## YOUR INSTRUCTIONS
Look through the data below. Collect every line where the word "glyph" occurs.
____________________
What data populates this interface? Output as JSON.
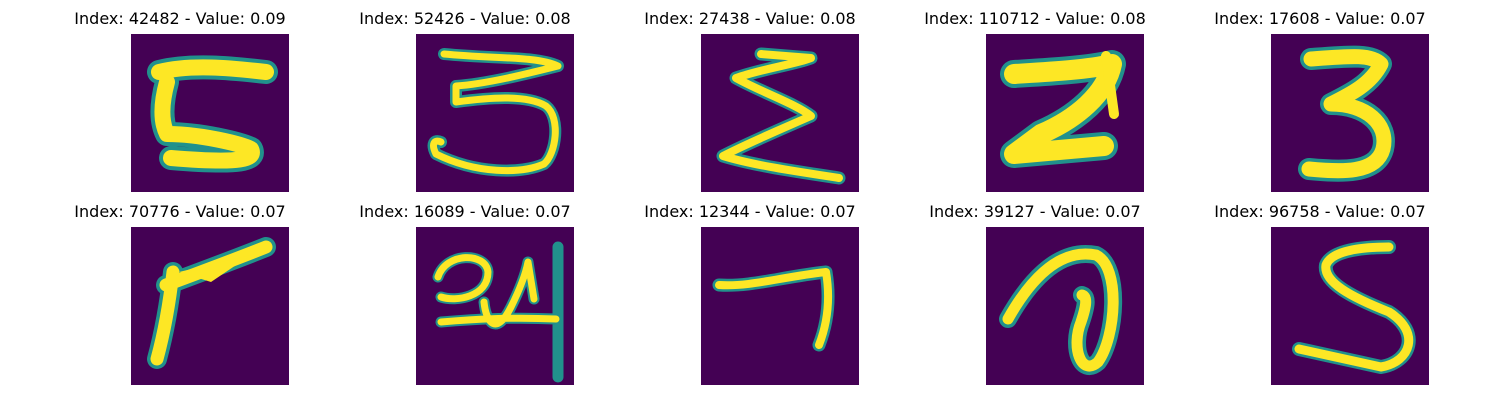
{
  "colors": {
    "background": "#440154",
    "stroke_core": "#fde725",
    "stroke_edge": "#21918c"
  },
  "panels": [
    {
      "title": "Index: 42482 - Value: 0.09",
      "glyph": "5"
    },
    {
      "title": "Index: 52426 - Value: 0.08",
      "glyph": "3"
    },
    {
      "title": "Index: 27438 - Value: 0.08",
      "glyph": "sigma"
    },
    {
      "title": "Index: 110712 - Value: 0.08",
      "glyph": "Z"
    },
    {
      "title": "Index: 17608 - Value: 0.07",
      "glyph": "3"
    },
    {
      "title": "Index: 70776 - Value: 0.07",
      "glyph": "7-bold"
    },
    {
      "title": "Index: 16089 - Value: 0.07",
      "glyph": "24"
    },
    {
      "title": "Index: 12344 - Value: 0.07",
      "glyph": "7-thin"
    },
    {
      "title": "Index: 39127 - Value: 0.07",
      "glyph": "loop"
    },
    {
      "title": "Index: 96758 - Value: 0.07",
      "glyph": "S"
    }
  ]
}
____________________
## RESULT
      "glyph": "5"
      "glyph": "3"
      "glyph": "sigma"
      "glyph": "Z"
      "glyph": "3"
      "glyph": "7-bold"
      "glyph": "24"
      "glyph": "7-thin"
      "glyph": "loop"
      "glyph": "S"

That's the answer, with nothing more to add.